(Stored data entries)
+++

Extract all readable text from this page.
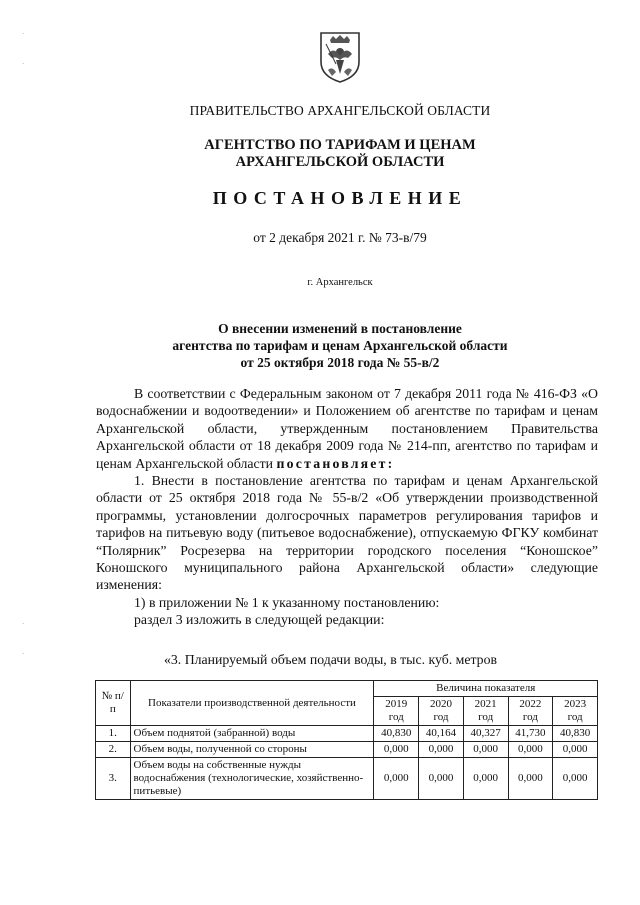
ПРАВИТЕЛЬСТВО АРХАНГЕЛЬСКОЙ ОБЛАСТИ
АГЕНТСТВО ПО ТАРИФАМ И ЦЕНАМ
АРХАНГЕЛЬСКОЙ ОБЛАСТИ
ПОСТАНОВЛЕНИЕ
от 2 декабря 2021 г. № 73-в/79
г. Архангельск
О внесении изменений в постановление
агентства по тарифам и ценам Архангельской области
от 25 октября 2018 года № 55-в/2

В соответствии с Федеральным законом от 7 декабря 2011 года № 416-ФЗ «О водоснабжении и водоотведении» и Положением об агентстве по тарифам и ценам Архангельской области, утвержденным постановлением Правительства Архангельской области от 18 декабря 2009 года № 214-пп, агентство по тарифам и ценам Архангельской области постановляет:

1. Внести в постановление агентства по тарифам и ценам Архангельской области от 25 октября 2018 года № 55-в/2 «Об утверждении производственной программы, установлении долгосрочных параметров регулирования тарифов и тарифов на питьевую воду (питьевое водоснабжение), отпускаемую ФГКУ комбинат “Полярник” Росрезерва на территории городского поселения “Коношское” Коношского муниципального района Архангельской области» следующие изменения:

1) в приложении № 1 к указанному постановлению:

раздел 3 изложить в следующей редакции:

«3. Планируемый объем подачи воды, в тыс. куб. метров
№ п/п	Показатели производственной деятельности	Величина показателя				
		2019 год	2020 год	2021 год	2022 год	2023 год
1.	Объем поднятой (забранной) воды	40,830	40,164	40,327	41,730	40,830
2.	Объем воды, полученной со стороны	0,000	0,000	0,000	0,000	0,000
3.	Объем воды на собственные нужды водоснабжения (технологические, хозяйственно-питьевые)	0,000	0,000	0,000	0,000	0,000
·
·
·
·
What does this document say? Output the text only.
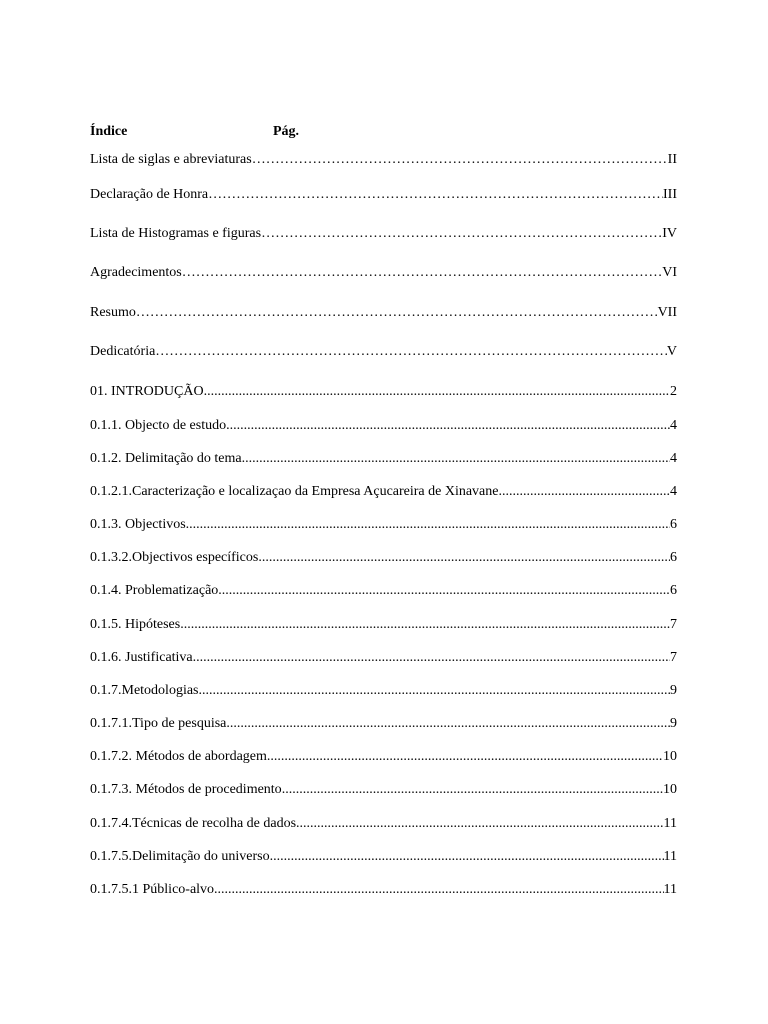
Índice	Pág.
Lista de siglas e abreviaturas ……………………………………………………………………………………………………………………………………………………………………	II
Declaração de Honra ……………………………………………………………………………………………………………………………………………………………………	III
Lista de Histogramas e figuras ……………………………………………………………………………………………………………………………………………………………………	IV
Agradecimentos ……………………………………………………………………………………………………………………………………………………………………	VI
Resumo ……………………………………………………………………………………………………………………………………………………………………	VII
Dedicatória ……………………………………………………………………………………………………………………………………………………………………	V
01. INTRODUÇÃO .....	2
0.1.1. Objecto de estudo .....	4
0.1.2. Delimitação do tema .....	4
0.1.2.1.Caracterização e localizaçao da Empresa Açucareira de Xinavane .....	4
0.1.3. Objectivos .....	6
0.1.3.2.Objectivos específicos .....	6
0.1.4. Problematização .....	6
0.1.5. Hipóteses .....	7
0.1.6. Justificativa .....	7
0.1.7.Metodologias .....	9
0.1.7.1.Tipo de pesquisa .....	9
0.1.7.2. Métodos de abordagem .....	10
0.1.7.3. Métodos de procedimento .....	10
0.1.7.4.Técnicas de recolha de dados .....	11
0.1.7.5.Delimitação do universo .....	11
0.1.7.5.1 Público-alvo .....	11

+++

- [EXERCISE REQUIREMENTS] Copy each line in full and exactly, omitting any picture.

- [FINAL RESULT]
Extract all readable text from this page.
ПРАВИТЕЛЬСТВО АРХАНГЕЛЬСКОЙ ОБЛАСТИ
АГЕНТСТВО ПО ТАРИФАМ И ЦЕНАМ
АРХАНГЕЛЬСКОЙ ОБЛАСТИ
ПОСТАНОВЛЕНИЕ
от 2 декабря 2021 г. № 73-в/79
г. Архангельск
О внесении изменений в постановление
агентства по тарифам и ценам Архангельской области
от 25 октября 2018 года № 55-в/2

В соответствии с Федеральным законом от 7 декабря 2011 года № 416-ФЗ «О водоснабжении и водоотведении» и Положением об агентстве по тарифам и ценам Архангельской области, утвержденным постановлением Правительства Архангельской области от 18 декабря 2009 года № 214-пп, агентство по тарифам и ценам Архангельской области постановляет:

1. Внести в постановление агентства по тарифам и ценам Архангельской области от 25 октября 2018 года № 55-в/2 «Об утверждении производственной программы, установлении долгосрочных параметров регулирования тарифов и тарифов на питьевую воду (питьевое водоснабжение), отпускаемую ФГКУ комбинат “Полярник” Росрезерва на территории городского поселения “Коношское” Коношского муниципального района Архангельской области» следующие изменения:

1) в приложении № 1 к указанному постановлению:

раздел 3 изложить в следующей редакции:

«3. Планируемый объем подачи воды, в тыс. куб. метров
№ п/п	Показатели производственной деятельности	Величина показателя				
		2019 год	2020 год	2021 год	2022 год	2023 год
1.	Объем поднятой (забранной) воды	40,830	40,164	40,327	41,730	40,830
2.	Объем воды, полученной со стороны	0,000	0,000	0,000	0,000	0,000
3.	Объем воды на собственные нужды водоснабжения (технологические, хозяйственно-питьевые)	0,000	0,000	0,000	0,000	0,000
·
·
·
·
What does this document say? Output the text only.
Índice	Pág.
Lista de siglas e abreviaturas ……………………………………………………………………………………………………………………………………………………………………	II
Declaração de Honra ……………………………………………………………………………………………………………………………………………………………………	III
Lista de Histogramas e figuras ……………………………………………………………………………………………………………………………………………………………………	IV
Agradecimentos ……………………………………………………………………………………………………………………………………………………………………	VI
Resumo ……………………………………………………………………………………………………………………………………………………………………	VII
Dedicatória ……………………………………………………………………………………………………………………………………………………………………	V
01. INTRODUÇÃO .....	2
0.1.1. Objecto de estudo .....	4
0.1.2. Delimitação do tema .....	4
0.1.2.1.Caracterização e localizaçao da Empresa Açucareira de Xinavane .....	4
0.1.3. Objectivos .....	6
0.1.3.2.Objectivos específicos .....	6
0.1.4. Problematização .....	6
0.1.5. Hipóteses .....	7
0.1.6. Justificativa .....	7
0.1.7.Metodologias .....	9
0.1.7.1.Tipo de pesquisa .....	9
0.1.7.2. Métodos de abordagem .....	10
0.1.7.3. Métodos de procedimento .....	10
0.1.7.4.Técnicas de recolha de dados .....	11
0.1.7.5.Delimitação do universo .....	11
0.1.7.5.1 Público-alvo .....	11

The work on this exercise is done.